Task requirements ▸ Check each line for the string "自然是不存在的" and give only the count of lines that have it.

---------- Material

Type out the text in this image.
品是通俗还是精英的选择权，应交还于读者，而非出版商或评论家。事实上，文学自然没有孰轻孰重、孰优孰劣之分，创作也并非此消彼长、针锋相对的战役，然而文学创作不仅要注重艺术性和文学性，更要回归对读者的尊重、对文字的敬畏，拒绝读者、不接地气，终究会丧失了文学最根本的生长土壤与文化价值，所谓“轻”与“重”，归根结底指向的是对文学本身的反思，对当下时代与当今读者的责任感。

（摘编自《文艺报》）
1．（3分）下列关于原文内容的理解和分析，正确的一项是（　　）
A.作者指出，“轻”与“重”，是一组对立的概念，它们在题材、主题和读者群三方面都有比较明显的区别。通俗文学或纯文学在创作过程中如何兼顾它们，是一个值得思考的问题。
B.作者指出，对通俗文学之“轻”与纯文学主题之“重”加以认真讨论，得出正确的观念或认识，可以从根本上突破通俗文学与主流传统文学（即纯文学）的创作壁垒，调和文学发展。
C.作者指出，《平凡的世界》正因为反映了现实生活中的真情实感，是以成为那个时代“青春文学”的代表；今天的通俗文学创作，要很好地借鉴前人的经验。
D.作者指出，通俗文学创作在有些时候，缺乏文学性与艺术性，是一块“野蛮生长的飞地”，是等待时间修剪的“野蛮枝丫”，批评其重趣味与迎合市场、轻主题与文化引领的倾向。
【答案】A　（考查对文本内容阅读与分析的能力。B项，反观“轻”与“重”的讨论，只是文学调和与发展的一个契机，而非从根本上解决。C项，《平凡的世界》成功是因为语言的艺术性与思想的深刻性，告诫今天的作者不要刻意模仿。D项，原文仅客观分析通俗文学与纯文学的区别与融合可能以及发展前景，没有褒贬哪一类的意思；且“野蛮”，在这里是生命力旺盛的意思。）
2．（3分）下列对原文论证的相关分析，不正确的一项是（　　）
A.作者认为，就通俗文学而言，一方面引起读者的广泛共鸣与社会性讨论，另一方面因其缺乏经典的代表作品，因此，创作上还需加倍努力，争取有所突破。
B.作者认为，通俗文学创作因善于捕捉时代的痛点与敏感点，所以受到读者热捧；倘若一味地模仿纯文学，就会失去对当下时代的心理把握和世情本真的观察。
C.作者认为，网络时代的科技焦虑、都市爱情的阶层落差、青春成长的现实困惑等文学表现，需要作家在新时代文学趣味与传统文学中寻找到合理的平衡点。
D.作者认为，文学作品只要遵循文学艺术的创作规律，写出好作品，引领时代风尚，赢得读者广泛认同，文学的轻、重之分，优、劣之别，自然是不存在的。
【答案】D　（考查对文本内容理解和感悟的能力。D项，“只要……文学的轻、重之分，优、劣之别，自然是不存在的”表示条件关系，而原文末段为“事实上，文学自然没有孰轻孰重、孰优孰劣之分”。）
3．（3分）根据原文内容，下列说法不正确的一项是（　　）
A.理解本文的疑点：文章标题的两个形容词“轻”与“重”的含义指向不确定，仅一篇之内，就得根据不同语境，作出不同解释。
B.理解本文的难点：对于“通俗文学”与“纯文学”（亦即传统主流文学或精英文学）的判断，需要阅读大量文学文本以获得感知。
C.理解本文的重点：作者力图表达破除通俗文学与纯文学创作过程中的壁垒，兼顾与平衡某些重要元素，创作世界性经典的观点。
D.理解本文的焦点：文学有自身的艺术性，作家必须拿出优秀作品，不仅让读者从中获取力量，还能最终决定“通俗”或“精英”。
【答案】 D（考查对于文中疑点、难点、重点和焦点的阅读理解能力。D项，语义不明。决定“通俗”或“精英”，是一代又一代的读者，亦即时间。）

--------------------

Task output ▸ 2